- _Exercise directions_
Identify each line below that contains the word "avec", and copy it out.

- _Record extracts_
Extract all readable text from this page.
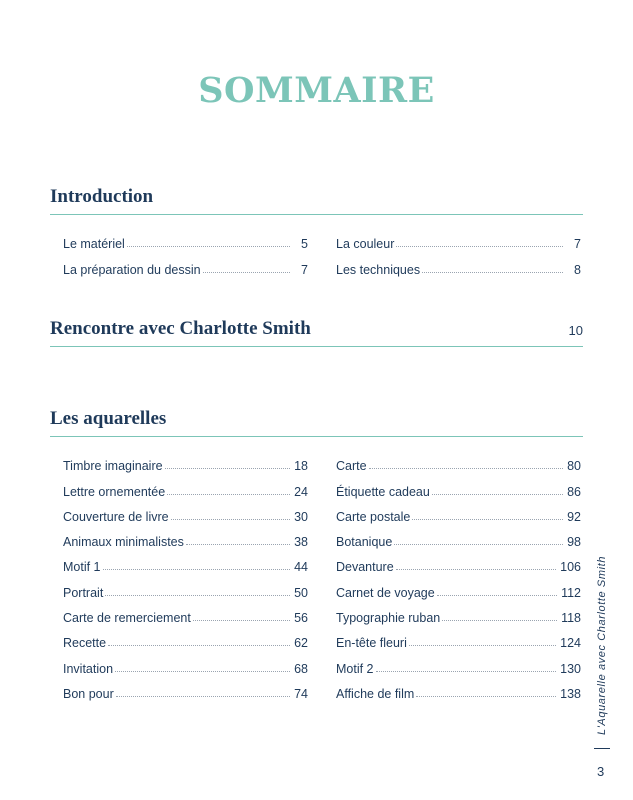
SOMMAIRE
Introduction
Le matériel	5
La préparation du dessin	7
La couleur	7
Les techniques	8
Rencontre avec Charlotte Smith	10
Les aquarelles
Timbre imaginaire	18
Lettre ornementée	24
Couverture de livre	30
Animaux minimalistes	38
Motif 1	44
Portrait	50
Carte de remerciement	56
Recette	62
Invitation	68
Bon pour	74
Carte	80
Étiquette cadeau	86
Carte postale	92
Botanique	98
Devanture	106
Carnet de voyage	112
Typographie ruban	118
En-tête fleuri	124
Motif 2	130
Affiche de film	138 L'Aquarelle avec Charlotte Smith
3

- _Answer to the exercise_
Rencontre avec Charlotte Smith	10
Affiche de film	138 L'Aquarelle avec Charlotte Smith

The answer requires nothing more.